Extract to read —
━━━━━━━━━━━━━━━━━━━━

The questions the robot tax debate has not answered

The robot tax proposal sounds clean in theory. In practice it generates four questions that nobody in the policy conversation wants to sit with.

What exactly counts as a “robot”?

A physical machine on a factory floor is easy to identify. But the AI replacing jobs in the Philippines right now is mostly software. It is the voice AI that handles the first three minutes of a customer support call. It is the tool that now drafts the legal brief before a junior associate touches it. It is the algorithm that flags claims before a human adjuster reviews them. When the “robot” is a cloud subscription that a company pays $30 a month for, how do you define it, tax it, or even track it?

Does taxing automation slow it down — and is that good or bad?

Gates himself suggested that a robot tax could slow automation “just a bit,” giving governments and communities more time to adapt. Some economists see that as the feature. Others see it as penalizing productivity and competitive advantage. Neither side is obviously wrong. The honest answer is: it depends on how it is designed, and right now nobody has designed it well enough to know.

What stops companies from moving the work offshore?

This is the arbitrage question. If the Philippines implements a robot tax and Vietnam does not, companies route the automated work through Vietnam. This is not speculation. It is what happened for decades with labor cost arbitrage, and there is no reason to think automation arbitrage would behave differently. A robot tax without international coordination does not solve the problem. It just shifts it across borders while leaving domestic businesses at a disadvantage.

If we implement Universal Basic Income, how do we make sure it actually reaches the workers who need it?

Gates raised the possibility of UBI in a 2017 Reddit AMA, noting it might become viable as the US becomes wealthier. Others have linked his robot tax proposal to UBI as a natural funding mechanism. The idea has backing from unlikely allies: Elon Musk, Mark Zuckerberg, and various economists have all raised versions of it. But UBI is not a new idea, and its weakest link has always been the same one: governance. Money allocated to social programs has a history of arriving somewhere other than where it was intended. The question of how to design accountability into a UBI system is not a small technical detail. It is the whole problem.

What business leaders in the Philippines should actually do right now

Waiting for governments to resolve the robot tax debate is not a strategy. The policy conversation moves slowly, and the displacement is happening now. Here is what I would actually recommend to the leaders and teams I work with.

Map your team’s exposure before the pressure arrives. The first step is not restructuring. It is clarity. Which roles in your organization are most likely to be affected by AI replacing jobs over the next two to three years? Not so you can start cutting, but so you can start planning. In our work at PAIBA helping organizations across the Philippines with AI adoption, the teams that navigate workforce transitions well are consistently the ones that saw the exposure coming. The ones that got caught off guard either moved too fast and damaged morale, or moved too slow and lost their competitive position.

Invest in transition before it is urgent. Reskilling under duress is expensive and ineffective. People are in survival mode, retention drops, and the organizational knowledge you are trying to preserve walks out the door. At Olern, the learning platform we have built for the Philippine market, one pattern shows up consistently: reskilling works when it is positioned as growth, not as a response to a threat. Build the capability now, while there is still runway. Ask your HR and L&D leads: what does our team need to be able to do in two years that they cannot do today?

━━━━━━━━━━━━━━━━━━━━

Spatial layout data —

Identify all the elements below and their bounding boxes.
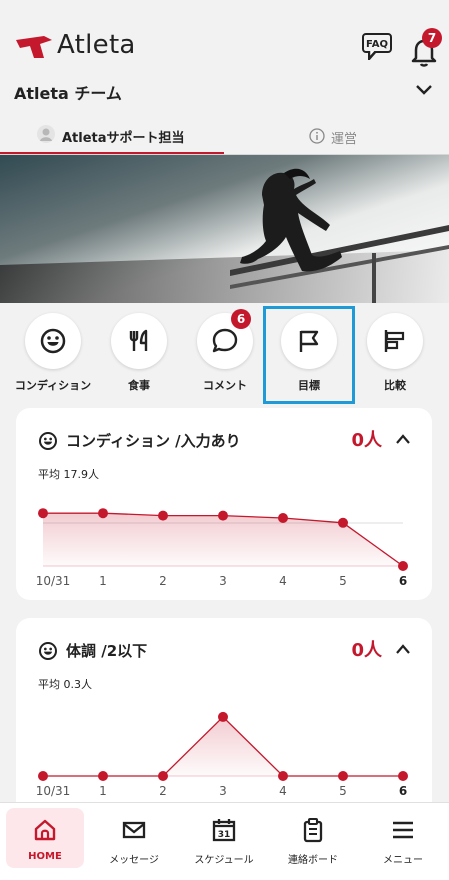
chart-point — [398, 771, 408, 781]
physical-condition-card[interactable]: 体調 /2以下 0人 平均 0.3人 10/31 1 2 3 4 5 6 — [16, 618, 432, 818]
x-tick-label: 2 — [159, 784, 167, 798]
nav-menu[interactable]: メニュー — [363, 809, 443, 867]
nav-label: 連絡ボード — [288, 855, 338, 866]
chart-point — [218, 711, 228, 722]
chart-point — [158, 510, 168, 521]
quick-action-label: コメント — [203, 379, 247, 392]
comment-badge: 6 — [231, 309, 251, 329]
tab-support-staff[interactable]: Atletaサポート担当 — [0, 118, 224, 154]
quick-action-label: コンディション — [14, 379, 92, 392]
tab-label: 運営 — [331, 132, 358, 147]
chart-area — [43, 513, 403, 566]
x-tick-label: 4 — [279, 784, 287, 798]
info-icon — [309, 128, 325, 144]
nav-label: HOME — [28, 851, 62, 862]
chart-area — [43, 716, 403, 776]
chevron-down-icon[interactable] — [414, 82, 434, 98]
faq-button[interactable]: FAQ — [362, 33, 394, 61]
quick-action-label: 食事 — [128, 379, 150, 392]
quick-action-label: 比較 — [384, 379, 406, 392]
chart-point — [338, 771, 348, 781]
quick-action-compare[interactable]: 比較 — [351, 313, 439, 397]
quick-action-condition[interactable]: コンディション — [9, 313, 97, 397]
x-tick-label: 5 — [339, 784, 347, 798]
x-tick-label: 6 — [399, 574, 407, 588]
chart-point — [38, 771, 48, 781]
mail-icon — [122, 821, 146, 839]
notification-badge: 7 — [422, 28, 442, 48]
chart-point — [218, 510, 228, 521]
notification-button[interactable]: 7 — [408, 28, 442, 67]
avatar — [37, 125, 55, 143]
x-tick-label: 1 — [99, 784, 107, 798]
chart-point — [98, 508, 108, 519]
chart-point — [38, 508, 48, 519]
x-tick-label: 10/31 — [36, 574, 71, 588]
chart-point — [98, 771, 108, 781]
condition-card[interactable]: コンディション /入力あり 0人 平均 17.9人 10/31 1 2 3 4 5 6 — [16, 408, 432, 600]
condition-chart: 10/31 1 2 3 4 5 6 — [36, 508, 408, 588]
chart-point — [398, 561, 408, 571]
x-tick-label: 6 — [399, 784, 407, 798]
x-tick-label: 2 — [159, 574, 167, 588]
chat-bubble-icon — [212, 328, 238, 353]
nav-message[interactable]: メッセージ — [94, 809, 174, 867]
x-tick-label: 4 — [279, 574, 287, 588]
x-tick-label: 5 — [339, 574, 347, 588]
speech-tail-icon — [368, 51, 377, 60]
physical-condition-chart: 10/31 1 2 3 4 5 6 — [36, 711, 408, 798]
bar-compare-icon — [384, 330, 405, 352]
x-tick-label: 10/31 — [36, 784, 71, 798]
bottom-nav: HOME メッセージ 31 スケジュール 連絡ボード メニュー — [0, 802, 449, 880]
hero-runner-image — [0, 155, 449, 303]
clipboard-icon — [303, 817, 323, 843]
hamburger-icon — [393, 821, 413, 839]
highlight-box — [263, 306, 355, 404]
nav-board[interactable]: 連絡ボード — [273, 809, 353, 867]
tab-management[interactable]: 運営 — [224, 118, 449, 154]
smiley-icon — [40, 328, 66, 354]
x-tick-label: 3 — [219, 784, 227, 798]
calendar-icon: 31 — [212, 819, 236, 842]
chart-point — [278, 513, 288, 523]
home-icon — [34, 819, 56, 841]
faq-label: FAQ — [362, 33, 392, 53]
calendar-day: 31 — [218, 830, 231, 840]
x-tick-label: 3 — [219, 574, 227, 588]
fork-knife-icon — [129, 329, 148, 351]
nav-home[interactable]: HOME — [5, 809, 85, 867]
app-logo-text: Atleta — [57, 30, 136, 60]
quick-action-meal[interactable]: 食事 — [95, 313, 183, 397]
chart-point — [158, 771, 168, 781]
nav-schedule[interactable]: 31 スケジュール — [184, 809, 264, 867]
nav-label: メニュー — [383, 855, 423, 866]
tab-label: Atletaサポート担当 — [62, 131, 185, 146]
chart-point — [278, 771, 288, 781]
team-name: Atleta チーム — [14, 84, 122, 103]
nav-label: メッセージ — [109, 855, 159, 866]
nav-label: スケジュール — [194, 855, 254, 866]
atleta-logo-icon — [16, 36, 52, 58]
quick-action-comment[interactable]: 6 コメント — [181, 309, 269, 397]
x-tick-label: 1 — [99, 574, 107, 588]
chart-point — [338, 517, 348, 528]
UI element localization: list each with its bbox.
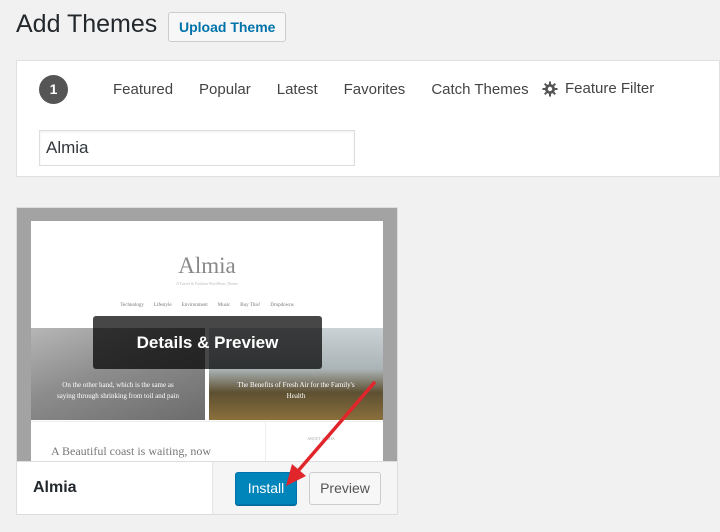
screenshot-tagline: A Travel & Fashion WordPress Theme — [176, 281, 238, 286]
screenshot-divider — [265, 422, 266, 461]
filter-links: Featured Popular Latest Favorites Catch … — [113, 81, 555, 98]
theme-actions: Install Preview — [212, 462, 397, 514]
screenshot-side-text: ABOUT ALMIA — [307, 436, 335, 441]
upload-theme-button[interactable]: Upload Theme — [168, 12, 287, 42]
screenshot-nav-item: Technology — [120, 303, 144, 308]
gear-icon — [542, 81, 558, 96]
preview-button[interactable]: Preview — [309, 472, 381, 505]
screenshot-site-title: Almia — [178, 253, 236, 278]
filter-link-favorites[interactable]: Favorites — [344, 81, 406, 98]
theme-screenshot[interactable]: Almia A Travel & Fashion WordPress Theme… — [17, 208, 397, 461]
filter-link-popular[interactable]: Popular — [199, 81, 251, 98]
screenshot-nav-item: Buy This! — [240, 303, 261, 308]
feature-filter-label: Feature Filter — [565, 80, 655, 97]
theme-count-badge: 1 — [39, 75, 68, 104]
page-title: Add Themes — [16, 10, 158, 38]
theme-search-input[interactable] — [39, 130, 355, 166]
screenshot-nav: Technology Lifestyle Environment Music B… — [31, 303, 383, 308]
screenshot-nav-item: Environment — [181, 303, 208, 308]
screenshot-caption-left: On the other hand, which is the same as … — [56, 381, 180, 400]
filter-link-catch-themes[interactable]: Catch Themes — [431, 81, 528, 98]
theme-card[interactable]: Almia A Travel & Fashion WordPress Theme… — [16, 207, 398, 515]
theme-name: Almia — [33, 479, 77, 496]
screenshot-caption-right: The Benefits of Fresh Air for the Family… — [237, 381, 355, 400]
screenshot-quote: A Beautiful coast is waiting, now — [51, 444, 211, 458]
install-button[interactable]: Install — [235, 472, 297, 505]
screenshot-content: A Beautiful coast is waiting, now ABOUT … — [31, 421, 383, 461]
feature-filter-button[interactable]: Feature Filter — [542, 80, 654, 97]
screenshot-nav-item: Dropdowns — [270, 303, 294, 308]
screenshot-nav-item: Music — [217, 303, 231, 308]
theme-card-footer: Almia Install Preview — [17, 461, 397, 514]
theme-filter-bar: 1 Featured Popular Latest Favorites Catc… — [16, 60, 720, 177]
screenshot-nav-item: Lifestyle — [153, 303, 172, 308]
details-preview-button[interactable]: Details & Preview — [93, 316, 322, 369]
filter-link-latest[interactable]: Latest — [277, 81, 318, 98]
filter-link-featured[interactable]: Featured — [113, 81, 173, 98]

━━━━━━━━━━━━━━━━━━━━

Request —
According to the robot tax article, in what setting and in what year did Gates raise the possibility of Universal Basic Income?

Exercise response —
In a 2017 Reddit AMA.